Written task:
Would it be possible to quote, exactly and in full, the lines from the one with "Decode this image" through the end of the entries below?
* BEGIN Input *
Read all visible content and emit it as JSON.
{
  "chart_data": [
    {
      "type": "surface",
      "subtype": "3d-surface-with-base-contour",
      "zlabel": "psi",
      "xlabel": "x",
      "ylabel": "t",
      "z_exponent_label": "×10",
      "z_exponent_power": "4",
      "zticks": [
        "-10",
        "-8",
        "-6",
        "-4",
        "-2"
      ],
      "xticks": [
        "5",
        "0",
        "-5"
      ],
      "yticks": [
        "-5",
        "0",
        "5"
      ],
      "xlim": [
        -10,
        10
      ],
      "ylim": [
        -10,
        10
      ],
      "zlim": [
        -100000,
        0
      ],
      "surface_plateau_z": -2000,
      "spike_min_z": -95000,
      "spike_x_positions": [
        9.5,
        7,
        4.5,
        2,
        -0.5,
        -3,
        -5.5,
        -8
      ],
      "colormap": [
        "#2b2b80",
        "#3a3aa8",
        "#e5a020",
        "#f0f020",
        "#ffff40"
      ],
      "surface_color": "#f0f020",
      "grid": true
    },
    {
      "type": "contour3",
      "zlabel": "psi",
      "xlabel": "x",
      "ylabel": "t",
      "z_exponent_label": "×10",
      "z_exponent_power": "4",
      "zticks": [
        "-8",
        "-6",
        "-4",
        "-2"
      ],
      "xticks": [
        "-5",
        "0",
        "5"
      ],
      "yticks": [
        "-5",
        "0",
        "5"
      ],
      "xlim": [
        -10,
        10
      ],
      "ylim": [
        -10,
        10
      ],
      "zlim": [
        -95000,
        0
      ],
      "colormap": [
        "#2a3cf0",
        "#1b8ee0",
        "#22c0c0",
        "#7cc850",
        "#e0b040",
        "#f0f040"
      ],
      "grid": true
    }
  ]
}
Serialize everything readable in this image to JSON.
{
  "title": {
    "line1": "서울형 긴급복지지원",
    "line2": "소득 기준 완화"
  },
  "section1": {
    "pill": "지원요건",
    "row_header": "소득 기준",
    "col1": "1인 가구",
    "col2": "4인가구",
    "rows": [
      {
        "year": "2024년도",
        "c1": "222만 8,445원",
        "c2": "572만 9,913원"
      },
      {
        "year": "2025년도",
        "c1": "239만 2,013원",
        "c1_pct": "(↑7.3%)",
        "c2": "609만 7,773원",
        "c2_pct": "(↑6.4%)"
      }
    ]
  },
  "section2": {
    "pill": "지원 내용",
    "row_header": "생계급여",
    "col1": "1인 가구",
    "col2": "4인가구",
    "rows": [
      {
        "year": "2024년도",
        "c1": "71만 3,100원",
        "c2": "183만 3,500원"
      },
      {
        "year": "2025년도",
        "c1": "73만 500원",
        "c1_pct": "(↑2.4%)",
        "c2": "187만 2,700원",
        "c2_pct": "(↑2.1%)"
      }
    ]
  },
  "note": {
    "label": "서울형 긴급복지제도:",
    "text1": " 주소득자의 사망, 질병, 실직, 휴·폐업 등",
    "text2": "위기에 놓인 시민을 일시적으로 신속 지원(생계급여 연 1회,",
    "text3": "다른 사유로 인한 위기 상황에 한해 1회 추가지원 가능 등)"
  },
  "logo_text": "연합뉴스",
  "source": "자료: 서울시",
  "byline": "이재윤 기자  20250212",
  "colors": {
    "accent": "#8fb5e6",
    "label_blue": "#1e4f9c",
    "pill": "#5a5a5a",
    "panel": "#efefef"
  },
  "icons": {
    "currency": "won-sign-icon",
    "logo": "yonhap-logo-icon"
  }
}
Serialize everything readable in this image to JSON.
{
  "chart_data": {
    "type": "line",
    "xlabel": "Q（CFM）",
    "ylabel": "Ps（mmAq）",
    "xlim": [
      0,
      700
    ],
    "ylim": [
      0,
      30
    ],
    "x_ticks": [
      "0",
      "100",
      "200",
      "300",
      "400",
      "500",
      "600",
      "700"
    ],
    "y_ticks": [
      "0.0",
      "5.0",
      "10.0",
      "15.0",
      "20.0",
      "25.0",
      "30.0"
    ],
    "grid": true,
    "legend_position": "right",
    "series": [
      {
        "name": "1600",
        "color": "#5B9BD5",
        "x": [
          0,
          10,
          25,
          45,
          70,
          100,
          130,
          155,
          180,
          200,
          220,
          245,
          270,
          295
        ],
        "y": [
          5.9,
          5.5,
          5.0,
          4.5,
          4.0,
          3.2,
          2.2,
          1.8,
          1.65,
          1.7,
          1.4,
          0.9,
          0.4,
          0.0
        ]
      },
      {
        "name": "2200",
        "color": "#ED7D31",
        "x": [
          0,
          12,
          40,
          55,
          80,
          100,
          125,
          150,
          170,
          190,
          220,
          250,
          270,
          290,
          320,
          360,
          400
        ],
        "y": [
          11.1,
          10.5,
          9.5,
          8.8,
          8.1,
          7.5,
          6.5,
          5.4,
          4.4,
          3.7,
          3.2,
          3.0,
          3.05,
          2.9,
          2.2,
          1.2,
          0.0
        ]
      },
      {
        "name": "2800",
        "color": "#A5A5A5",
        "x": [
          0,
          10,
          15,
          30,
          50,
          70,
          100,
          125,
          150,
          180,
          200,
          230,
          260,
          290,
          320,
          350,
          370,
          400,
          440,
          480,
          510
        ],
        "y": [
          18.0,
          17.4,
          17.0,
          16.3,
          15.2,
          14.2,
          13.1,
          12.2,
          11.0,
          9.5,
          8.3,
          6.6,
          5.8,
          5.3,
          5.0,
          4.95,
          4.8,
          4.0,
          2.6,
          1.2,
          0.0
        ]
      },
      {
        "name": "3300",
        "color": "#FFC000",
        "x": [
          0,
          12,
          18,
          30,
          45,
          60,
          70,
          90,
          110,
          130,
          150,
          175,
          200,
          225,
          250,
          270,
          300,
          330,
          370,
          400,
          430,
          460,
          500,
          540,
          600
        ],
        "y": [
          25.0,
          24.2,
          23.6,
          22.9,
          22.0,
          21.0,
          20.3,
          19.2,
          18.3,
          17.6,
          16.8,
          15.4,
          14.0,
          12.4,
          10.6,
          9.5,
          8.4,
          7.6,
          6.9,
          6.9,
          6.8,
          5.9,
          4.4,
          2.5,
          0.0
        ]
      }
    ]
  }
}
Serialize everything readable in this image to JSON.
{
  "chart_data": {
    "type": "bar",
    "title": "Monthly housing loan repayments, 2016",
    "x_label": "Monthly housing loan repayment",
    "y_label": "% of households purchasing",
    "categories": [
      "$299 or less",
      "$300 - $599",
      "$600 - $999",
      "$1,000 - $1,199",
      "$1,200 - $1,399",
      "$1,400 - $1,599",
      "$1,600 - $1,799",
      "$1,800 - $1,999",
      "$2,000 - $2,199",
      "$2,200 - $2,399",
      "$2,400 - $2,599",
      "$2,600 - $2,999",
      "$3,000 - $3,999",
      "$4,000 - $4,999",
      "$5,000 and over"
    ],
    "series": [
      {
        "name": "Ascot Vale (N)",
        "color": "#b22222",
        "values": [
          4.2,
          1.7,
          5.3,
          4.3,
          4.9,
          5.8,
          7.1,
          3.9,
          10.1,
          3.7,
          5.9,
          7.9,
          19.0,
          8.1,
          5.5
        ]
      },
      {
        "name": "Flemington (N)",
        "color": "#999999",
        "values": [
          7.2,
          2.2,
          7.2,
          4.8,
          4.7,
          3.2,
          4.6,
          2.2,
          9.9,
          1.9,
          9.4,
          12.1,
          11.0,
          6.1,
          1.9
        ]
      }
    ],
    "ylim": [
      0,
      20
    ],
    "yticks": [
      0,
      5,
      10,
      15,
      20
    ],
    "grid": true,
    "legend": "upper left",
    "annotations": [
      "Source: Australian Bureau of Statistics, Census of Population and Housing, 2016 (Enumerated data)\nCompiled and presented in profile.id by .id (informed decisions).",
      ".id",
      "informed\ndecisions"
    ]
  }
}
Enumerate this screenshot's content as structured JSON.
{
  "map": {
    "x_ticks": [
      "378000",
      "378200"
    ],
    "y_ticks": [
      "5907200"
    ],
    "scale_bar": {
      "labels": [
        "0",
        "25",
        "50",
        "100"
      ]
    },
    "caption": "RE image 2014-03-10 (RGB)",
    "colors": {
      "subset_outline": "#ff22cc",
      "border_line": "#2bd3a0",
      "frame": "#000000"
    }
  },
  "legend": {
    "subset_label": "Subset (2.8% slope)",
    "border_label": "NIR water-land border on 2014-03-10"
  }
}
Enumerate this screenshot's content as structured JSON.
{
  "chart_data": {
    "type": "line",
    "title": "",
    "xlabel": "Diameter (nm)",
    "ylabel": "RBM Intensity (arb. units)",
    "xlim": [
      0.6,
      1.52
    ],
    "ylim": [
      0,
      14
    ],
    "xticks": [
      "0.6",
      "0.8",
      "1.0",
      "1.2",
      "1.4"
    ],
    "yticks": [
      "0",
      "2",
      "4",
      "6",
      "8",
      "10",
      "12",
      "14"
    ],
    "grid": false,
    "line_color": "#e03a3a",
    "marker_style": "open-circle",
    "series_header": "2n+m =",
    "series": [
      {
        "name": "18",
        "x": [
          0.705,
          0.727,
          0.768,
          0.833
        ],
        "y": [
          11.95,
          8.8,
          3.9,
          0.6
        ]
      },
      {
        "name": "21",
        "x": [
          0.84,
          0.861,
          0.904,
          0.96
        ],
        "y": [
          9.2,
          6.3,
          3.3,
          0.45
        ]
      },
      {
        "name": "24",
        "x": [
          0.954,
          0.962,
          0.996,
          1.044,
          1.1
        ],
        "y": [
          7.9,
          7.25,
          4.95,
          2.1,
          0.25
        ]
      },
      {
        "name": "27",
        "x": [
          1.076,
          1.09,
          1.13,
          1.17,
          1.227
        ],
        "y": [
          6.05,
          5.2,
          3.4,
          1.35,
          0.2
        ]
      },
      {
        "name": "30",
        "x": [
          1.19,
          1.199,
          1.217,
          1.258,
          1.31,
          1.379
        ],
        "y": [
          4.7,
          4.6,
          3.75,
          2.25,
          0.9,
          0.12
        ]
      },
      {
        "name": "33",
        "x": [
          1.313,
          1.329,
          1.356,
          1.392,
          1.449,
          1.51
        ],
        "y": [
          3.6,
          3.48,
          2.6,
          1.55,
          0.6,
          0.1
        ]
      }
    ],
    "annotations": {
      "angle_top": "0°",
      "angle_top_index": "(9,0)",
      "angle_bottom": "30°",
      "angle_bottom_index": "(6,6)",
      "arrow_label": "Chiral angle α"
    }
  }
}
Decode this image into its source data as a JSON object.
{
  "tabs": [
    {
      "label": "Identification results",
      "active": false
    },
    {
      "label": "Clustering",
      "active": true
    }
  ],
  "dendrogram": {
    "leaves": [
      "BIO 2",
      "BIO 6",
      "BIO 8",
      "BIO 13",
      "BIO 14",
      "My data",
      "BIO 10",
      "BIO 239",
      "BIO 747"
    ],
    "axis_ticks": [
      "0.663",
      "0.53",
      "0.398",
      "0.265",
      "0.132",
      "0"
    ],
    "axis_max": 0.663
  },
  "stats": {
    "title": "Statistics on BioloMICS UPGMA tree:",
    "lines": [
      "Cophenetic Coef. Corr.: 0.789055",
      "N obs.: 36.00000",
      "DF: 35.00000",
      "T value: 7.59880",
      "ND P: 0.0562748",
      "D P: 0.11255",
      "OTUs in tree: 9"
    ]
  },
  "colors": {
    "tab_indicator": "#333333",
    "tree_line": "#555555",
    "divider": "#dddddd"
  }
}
* END Input *
Worked solution:
Decode this image into its source data as a JSON object.
{
  "tabs": [
    {
      "label": "Identification results",
      "active": false
    },
    {
      "label": "Clustering",
      "active": true
    }
  ],
  "dendrogram": {
    "leaves": [
      "BIO 2",
      "BIO 6",
      "BIO 8",
      "BIO 13",
      "BIO 14",
      "My data",
      "BIO 10",
      "BIO 239",
      "BIO 747"
    ],
    "axis_ticks": [
      "0.663",
      "0.53",
      "0.398",
      "0.265",
      "0.132",
      "0"
    ],
    "axis_max": 0.663
  },
  "stats": {
    "title": "Statistics on BioloMICS UPGMA tree:",
    "lines": [
      "Cophenetic Coef. Corr.: 0.789055",
      "N obs.: 36.00000",
      "DF: 35.00000",
      "T value: 7.59880",
      "ND P: 0.0562748",
      "D P: 0.11255",
      "OTUs in tree: 9"
    ]
  },
  "colors": {
    "tab_indicator": "#333333",
    "tree_line": "#555555",
    "divider": "#dddddd"
  }
}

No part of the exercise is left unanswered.